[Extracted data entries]
★ ★ ★

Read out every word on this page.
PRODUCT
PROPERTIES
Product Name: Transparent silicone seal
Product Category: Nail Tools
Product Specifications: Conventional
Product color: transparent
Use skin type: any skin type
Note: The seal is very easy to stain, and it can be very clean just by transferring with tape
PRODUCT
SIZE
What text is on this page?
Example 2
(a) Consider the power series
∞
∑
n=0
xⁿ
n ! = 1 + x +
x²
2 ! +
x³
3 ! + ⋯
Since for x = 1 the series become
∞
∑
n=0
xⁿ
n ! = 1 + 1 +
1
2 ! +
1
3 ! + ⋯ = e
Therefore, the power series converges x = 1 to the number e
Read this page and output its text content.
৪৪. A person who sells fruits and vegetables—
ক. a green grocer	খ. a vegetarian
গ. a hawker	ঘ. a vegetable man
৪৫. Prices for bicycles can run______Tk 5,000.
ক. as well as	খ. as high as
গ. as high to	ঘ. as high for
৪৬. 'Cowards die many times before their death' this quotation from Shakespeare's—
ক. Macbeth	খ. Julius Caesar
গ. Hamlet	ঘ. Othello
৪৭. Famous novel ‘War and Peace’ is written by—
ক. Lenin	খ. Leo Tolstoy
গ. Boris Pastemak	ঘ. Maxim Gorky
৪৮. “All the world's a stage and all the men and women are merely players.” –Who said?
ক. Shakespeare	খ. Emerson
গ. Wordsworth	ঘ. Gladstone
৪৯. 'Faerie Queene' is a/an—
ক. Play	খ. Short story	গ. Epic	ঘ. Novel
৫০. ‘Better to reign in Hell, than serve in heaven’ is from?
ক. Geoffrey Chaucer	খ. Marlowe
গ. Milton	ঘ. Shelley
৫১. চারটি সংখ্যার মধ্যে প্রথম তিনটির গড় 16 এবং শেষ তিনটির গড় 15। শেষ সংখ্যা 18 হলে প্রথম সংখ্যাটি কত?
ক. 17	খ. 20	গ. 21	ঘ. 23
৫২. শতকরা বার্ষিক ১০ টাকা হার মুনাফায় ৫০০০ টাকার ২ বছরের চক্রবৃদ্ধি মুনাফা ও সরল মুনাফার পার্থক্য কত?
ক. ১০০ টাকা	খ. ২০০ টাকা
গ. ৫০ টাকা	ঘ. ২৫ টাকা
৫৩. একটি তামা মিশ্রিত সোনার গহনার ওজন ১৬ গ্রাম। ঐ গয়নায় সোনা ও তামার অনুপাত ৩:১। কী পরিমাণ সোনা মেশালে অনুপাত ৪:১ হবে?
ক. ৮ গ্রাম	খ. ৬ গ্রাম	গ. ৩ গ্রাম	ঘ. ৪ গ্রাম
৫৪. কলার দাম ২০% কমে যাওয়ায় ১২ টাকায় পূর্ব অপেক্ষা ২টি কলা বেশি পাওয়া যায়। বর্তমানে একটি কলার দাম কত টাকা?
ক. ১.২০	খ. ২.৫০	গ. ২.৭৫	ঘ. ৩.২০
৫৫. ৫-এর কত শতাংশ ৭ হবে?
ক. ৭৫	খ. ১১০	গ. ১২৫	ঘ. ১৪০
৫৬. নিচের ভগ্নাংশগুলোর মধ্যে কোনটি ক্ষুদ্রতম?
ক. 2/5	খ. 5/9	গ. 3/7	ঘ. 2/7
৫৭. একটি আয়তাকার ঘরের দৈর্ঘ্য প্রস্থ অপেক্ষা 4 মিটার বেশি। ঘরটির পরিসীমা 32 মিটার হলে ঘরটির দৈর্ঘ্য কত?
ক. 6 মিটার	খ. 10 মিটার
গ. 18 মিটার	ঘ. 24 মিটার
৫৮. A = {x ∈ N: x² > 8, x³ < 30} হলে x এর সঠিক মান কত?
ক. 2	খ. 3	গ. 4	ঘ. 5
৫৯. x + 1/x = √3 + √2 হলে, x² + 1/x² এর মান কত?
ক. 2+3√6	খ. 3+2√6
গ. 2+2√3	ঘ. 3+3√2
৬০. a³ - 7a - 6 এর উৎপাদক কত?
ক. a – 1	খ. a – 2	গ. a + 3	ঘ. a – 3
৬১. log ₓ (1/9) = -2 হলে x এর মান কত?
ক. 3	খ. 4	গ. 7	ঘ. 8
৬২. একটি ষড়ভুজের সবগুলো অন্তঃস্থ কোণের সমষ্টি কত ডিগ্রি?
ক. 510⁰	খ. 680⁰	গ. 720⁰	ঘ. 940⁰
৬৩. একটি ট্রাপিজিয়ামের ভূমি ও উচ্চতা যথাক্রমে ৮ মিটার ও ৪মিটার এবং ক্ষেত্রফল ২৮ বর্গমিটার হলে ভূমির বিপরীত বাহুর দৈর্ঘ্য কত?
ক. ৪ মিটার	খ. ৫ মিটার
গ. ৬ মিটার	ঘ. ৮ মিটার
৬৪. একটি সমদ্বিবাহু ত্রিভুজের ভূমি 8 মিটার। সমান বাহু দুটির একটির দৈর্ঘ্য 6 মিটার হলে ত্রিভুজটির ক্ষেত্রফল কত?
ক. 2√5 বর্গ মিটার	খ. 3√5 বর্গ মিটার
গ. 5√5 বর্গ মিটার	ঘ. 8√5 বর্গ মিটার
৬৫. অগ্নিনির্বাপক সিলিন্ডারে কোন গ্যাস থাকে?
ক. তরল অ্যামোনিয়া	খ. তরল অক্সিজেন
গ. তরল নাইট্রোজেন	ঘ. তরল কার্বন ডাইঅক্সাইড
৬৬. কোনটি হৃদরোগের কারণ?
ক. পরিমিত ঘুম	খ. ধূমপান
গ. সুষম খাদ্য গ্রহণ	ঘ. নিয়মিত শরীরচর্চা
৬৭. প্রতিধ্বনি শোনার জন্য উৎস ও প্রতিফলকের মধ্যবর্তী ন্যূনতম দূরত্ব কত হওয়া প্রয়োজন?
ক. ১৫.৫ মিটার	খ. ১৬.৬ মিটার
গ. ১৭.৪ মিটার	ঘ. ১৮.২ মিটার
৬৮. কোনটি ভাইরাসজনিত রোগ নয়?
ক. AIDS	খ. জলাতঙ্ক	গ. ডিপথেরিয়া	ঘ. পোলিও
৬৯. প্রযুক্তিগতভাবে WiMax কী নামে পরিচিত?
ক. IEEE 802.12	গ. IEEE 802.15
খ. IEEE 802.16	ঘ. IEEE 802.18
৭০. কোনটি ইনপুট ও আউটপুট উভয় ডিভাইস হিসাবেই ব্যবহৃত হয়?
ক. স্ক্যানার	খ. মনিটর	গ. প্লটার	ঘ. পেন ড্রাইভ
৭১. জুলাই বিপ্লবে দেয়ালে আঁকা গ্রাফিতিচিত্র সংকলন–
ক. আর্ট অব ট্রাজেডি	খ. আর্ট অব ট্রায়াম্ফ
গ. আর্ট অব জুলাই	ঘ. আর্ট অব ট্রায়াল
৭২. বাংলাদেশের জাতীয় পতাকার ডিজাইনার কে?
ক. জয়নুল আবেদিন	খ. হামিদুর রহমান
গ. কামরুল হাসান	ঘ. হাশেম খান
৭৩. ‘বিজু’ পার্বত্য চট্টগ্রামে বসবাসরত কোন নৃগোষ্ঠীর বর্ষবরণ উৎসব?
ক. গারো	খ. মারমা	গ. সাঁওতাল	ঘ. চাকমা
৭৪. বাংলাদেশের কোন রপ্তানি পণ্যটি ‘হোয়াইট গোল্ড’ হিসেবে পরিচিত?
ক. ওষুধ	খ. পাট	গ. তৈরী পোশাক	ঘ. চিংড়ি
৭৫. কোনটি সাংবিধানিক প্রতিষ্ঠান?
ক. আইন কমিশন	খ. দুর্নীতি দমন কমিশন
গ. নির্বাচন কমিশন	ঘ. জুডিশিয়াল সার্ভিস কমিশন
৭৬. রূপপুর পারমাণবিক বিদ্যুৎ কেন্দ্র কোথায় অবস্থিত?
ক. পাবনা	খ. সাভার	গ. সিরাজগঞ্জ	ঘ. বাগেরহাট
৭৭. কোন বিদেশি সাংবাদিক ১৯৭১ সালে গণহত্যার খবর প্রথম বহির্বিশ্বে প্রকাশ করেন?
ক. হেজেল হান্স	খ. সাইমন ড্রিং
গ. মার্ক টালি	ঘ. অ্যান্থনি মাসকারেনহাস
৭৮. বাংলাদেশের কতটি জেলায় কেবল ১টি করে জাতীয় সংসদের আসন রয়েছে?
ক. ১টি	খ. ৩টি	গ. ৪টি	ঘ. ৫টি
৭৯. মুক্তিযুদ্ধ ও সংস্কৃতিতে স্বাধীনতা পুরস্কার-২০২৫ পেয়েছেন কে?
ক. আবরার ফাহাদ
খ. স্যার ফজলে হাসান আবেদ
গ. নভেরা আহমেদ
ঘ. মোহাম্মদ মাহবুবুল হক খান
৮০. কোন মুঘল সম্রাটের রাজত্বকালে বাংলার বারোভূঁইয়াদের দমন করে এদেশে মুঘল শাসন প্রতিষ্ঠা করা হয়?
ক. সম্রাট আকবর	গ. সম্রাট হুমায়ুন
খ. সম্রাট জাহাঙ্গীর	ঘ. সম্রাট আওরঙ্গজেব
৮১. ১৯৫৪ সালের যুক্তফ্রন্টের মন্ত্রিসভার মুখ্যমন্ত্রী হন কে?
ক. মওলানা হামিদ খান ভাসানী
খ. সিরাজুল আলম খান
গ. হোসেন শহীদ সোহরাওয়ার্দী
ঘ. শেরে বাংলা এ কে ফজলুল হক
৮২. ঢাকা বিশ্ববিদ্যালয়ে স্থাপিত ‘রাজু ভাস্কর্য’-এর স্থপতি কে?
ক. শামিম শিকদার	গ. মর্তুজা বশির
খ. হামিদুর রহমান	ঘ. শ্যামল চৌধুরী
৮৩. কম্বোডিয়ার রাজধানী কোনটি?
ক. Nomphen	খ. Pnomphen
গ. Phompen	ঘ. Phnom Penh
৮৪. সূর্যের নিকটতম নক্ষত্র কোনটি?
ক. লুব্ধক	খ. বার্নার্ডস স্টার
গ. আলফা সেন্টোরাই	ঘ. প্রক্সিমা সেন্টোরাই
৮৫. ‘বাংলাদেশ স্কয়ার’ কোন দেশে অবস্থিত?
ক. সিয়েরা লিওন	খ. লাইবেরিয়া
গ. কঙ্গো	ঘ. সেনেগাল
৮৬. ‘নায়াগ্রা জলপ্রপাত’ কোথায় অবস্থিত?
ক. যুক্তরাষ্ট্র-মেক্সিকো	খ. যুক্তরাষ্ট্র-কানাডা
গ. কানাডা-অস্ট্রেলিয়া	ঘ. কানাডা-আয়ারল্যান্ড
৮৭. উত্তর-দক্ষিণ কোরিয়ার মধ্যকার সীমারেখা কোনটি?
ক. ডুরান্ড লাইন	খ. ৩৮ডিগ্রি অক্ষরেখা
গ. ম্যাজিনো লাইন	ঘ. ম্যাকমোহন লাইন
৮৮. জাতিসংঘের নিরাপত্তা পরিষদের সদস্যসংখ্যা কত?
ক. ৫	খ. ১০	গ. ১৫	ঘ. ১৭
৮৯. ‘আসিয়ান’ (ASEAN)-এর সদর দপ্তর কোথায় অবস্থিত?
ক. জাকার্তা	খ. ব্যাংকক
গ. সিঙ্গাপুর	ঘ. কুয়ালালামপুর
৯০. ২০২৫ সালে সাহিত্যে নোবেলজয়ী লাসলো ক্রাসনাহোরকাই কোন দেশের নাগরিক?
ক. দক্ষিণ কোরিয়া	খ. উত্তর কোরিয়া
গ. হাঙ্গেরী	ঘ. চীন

★ ★ ★

▶ [Objective] Tally up the lines holding the word "seal" in the data above, and answer with that figure only.

▶ [Written solution] 2